- **Task inputs**:
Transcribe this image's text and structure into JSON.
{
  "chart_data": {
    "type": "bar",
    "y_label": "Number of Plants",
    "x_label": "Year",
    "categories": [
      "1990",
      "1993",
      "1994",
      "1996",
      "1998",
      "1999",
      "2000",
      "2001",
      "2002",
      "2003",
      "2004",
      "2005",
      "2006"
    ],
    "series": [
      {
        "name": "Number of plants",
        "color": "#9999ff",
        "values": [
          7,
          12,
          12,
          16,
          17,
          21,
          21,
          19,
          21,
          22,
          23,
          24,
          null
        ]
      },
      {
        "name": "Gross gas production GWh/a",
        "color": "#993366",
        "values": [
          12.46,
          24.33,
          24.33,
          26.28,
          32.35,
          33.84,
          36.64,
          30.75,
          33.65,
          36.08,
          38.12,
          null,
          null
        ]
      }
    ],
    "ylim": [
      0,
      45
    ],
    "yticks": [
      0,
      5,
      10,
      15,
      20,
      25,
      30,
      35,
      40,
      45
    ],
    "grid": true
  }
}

- **Instruction**:
Write out every line from the records above, word for word.

- **Written answer**:
Transcribe this image's text and structure into JSON.
{
  "chart_data": {
    "type": "bar",
    "y_label": "Number of Plants",
    "x_label": "Year",
    "categories": [
      "1990",
      "1993",
      "1994",
      "1996",
      "1998",
      "1999",
      "2000",
      "2001",
      "2002",
      "2003",
      "2004",
      "2005",
      "2006"
    ],
    "series": [
      {
        "name": "Number of plants",
        "color": "#9999ff",
        "values": [
          7,
          12,
          12,
          16,
          17,
          21,
          21,
          19,
          21,
          22,
          23,
          24,
          null
        ]
      },
      {
        "name": "Gross gas production GWh/a",
        "color": "#993366",
        "values": [
          12.46,
          24.33,
          24.33,
          26.28,
          32.35,
          33.84,
          36.64,
          30.75,
          33.65,
          36.08,
          38.12,
          null,
          null
        ]
      }
    ],
    "ylim": [
      0,
      45
    ],
    "yticks": [
      0,
      5,
      10,
      15,
      20,
      25,
      30,
      35,
      40,
      45
    ],
    "grid": true
  }
}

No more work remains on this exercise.